OBJECTIVE>
Copy the lines verbatim, covering the stretch from the first line through the line that contains "tab-box-02[interactable]: BOX 02", with both ends included.

## Begin

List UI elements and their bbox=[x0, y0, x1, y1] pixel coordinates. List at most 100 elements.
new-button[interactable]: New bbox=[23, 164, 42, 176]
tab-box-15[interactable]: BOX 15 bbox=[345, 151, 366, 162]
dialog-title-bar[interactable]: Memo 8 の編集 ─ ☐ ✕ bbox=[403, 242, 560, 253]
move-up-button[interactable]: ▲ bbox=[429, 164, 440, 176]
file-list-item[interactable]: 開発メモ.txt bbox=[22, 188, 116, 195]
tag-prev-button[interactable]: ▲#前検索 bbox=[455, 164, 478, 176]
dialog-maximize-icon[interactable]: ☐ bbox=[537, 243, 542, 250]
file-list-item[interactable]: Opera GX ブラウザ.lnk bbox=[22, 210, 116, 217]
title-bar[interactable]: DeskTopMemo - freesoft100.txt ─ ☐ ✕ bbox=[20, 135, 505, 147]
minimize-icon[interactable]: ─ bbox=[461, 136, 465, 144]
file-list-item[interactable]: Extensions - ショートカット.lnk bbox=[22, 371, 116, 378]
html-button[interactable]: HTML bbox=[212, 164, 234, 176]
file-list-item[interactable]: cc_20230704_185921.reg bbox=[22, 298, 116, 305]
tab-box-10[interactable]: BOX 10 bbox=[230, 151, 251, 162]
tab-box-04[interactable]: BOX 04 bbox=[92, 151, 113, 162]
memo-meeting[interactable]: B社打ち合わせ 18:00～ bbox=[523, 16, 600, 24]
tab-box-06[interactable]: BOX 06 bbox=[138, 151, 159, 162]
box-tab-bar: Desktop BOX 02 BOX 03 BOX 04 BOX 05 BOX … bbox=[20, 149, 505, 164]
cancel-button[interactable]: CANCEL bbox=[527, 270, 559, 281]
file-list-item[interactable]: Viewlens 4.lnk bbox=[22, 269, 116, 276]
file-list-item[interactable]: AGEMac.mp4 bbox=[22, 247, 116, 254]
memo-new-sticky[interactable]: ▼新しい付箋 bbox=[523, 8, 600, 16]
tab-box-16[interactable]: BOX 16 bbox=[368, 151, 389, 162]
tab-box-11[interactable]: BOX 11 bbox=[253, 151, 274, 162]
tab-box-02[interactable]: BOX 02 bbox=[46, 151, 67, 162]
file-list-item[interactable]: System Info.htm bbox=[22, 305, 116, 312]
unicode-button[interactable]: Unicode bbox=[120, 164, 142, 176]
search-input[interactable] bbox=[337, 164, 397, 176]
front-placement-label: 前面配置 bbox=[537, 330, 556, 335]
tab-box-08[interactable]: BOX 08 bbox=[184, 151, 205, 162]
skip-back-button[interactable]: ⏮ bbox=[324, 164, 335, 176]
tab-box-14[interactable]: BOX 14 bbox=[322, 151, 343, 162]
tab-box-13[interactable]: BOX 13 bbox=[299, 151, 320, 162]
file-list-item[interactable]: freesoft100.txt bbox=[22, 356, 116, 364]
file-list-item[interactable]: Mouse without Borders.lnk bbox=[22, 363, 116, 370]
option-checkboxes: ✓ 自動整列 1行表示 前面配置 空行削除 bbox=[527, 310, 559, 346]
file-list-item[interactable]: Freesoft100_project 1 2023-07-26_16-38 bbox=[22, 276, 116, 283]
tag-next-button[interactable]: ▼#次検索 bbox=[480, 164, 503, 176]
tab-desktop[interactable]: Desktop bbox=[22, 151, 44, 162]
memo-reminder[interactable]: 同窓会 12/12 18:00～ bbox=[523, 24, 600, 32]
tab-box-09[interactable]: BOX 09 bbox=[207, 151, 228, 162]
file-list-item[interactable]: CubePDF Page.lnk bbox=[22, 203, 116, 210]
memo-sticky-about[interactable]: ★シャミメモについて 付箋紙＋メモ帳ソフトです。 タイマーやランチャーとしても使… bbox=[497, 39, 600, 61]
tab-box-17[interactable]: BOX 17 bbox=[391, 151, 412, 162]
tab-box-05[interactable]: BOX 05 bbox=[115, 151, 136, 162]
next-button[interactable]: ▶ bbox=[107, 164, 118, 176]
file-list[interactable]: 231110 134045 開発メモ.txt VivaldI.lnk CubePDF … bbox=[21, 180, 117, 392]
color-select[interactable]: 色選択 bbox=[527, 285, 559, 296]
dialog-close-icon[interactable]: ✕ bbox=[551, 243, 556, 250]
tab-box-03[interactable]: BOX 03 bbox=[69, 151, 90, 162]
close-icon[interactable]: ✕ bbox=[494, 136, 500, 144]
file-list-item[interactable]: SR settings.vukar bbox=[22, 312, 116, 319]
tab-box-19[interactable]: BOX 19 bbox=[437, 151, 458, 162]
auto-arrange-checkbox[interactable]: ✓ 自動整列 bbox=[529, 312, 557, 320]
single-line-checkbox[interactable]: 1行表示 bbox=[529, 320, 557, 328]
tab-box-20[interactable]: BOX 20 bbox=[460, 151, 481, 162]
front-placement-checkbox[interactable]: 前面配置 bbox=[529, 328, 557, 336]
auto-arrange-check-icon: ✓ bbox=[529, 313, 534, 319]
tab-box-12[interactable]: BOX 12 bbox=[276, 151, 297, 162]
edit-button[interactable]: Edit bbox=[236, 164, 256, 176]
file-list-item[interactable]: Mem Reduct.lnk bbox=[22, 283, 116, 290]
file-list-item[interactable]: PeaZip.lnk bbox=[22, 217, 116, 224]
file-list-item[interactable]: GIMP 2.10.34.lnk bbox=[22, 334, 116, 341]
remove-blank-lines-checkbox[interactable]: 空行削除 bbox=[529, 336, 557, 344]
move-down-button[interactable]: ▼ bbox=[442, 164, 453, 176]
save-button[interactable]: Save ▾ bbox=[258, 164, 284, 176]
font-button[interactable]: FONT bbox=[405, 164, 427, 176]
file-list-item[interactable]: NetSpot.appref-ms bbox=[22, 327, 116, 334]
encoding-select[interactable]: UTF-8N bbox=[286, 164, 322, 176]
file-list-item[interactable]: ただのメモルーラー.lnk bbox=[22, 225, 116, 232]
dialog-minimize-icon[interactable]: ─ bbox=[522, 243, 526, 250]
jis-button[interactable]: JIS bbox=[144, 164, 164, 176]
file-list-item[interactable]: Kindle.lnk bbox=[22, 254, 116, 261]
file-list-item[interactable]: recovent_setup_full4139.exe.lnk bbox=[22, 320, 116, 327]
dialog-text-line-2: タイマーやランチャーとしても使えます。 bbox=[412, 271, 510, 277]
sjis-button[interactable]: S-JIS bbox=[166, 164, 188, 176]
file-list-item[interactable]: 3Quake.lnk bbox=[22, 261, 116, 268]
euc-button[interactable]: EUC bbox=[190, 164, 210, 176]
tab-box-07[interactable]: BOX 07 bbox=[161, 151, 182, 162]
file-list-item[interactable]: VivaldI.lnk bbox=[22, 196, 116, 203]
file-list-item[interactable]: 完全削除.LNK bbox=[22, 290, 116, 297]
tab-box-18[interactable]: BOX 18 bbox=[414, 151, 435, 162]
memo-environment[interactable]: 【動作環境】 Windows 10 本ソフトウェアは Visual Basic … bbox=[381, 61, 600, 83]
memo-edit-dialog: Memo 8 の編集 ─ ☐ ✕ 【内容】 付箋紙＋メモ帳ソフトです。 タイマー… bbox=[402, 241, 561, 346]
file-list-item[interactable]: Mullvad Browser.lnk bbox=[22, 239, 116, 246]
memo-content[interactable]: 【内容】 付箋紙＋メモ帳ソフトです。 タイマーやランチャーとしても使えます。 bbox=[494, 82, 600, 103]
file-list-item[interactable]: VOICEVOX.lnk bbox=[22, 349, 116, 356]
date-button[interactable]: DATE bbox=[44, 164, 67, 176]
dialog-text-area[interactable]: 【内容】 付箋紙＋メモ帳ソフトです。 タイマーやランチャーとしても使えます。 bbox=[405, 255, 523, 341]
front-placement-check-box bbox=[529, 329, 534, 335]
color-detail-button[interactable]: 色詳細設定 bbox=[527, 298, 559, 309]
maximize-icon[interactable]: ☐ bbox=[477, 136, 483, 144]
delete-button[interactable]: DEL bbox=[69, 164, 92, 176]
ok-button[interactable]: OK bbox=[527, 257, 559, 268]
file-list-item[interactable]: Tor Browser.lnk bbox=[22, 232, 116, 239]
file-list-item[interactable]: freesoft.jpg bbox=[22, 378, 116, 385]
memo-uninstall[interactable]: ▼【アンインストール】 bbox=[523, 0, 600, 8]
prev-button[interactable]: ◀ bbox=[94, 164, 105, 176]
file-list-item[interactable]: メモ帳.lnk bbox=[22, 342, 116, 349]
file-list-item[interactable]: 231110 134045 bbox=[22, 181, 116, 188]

## End

RESPONSE TO THE TASK>
List UI elements and their bbox=[x0, y0, x1, y1] pixel coordinates. List at most 100 elements.
new-button[interactable]: New bbox=[23, 164, 42, 176]
tab-box-15[interactable]: BOX 15 bbox=[345, 151, 366, 162]
dialog-title-bar[interactable]: Memo 8 の編集 ─ ☐ ✕ bbox=[403, 242, 560, 253]
move-up-button[interactable]: ▲ bbox=[429, 164, 440, 176]
file-list-item[interactable]: 開発メモ.txt bbox=[22, 188, 116, 195]
tag-prev-button[interactable]: ▲#前検索 bbox=[455, 164, 478, 176]
dialog-maximize-icon[interactable]: ☐ bbox=[537, 243, 542, 250]
file-list-item[interactable]: Opera GX ブラウザ.lnk bbox=[22, 210, 116, 217]
title-bar[interactable]: DeskTopMemo - freesoft100.txt ─ ☐ ✕ bbox=[20, 135, 505, 147]
minimize-icon[interactable]: ─ bbox=[461, 136, 465, 144]
file-list-item[interactable]: Extensions - ショートカット.lnk bbox=[22, 371, 116, 378]
html-button[interactable]: HTML bbox=[212, 164, 234, 176]
file-list-item[interactable]: cc_20230704_185921.reg bbox=[22, 298, 116, 305]
tab-box-10[interactable]: BOX 10 bbox=[230, 151, 251, 162]
tab-box-04[interactable]: BOX 04 bbox=[92, 151, 113, 162]
memo-meeting[interactable]: B社打ち合わせ 18:00～ bbox=[523, 16, 600, 24]
tab-box-06[interactable]: BOX 06 bbox=[138, 151, 159, 162]
box-tab-bar: Desktop BOX 02 BOX 03 BOX 04 BOX 05 BOX … bbox=[20, 149, 505, 164]
cancel-button[interactable]: CANCEL bbox=[527, 270, 559, 281]
file-list-item[interactable]: Viewlens 4.lnk bbox=[22, 269, 116, 276]
file-list-item[interactable]: AGEMac.mp4 bbox=[22, 247, 116, 254]
memo-new-sticky[interactable]: ▼新しい付箋 bbox=[523, 8, 600, 16]
tab-box-16[interactable]: BOX 16 bbox=[368, 151, 389, 162]
tab-box-11[interactable]: BOX 11 bbox=[253, 151, 274, 162]
tab-box-02[interactable]: BOX 02 bbox=[46, 151, 67, 162]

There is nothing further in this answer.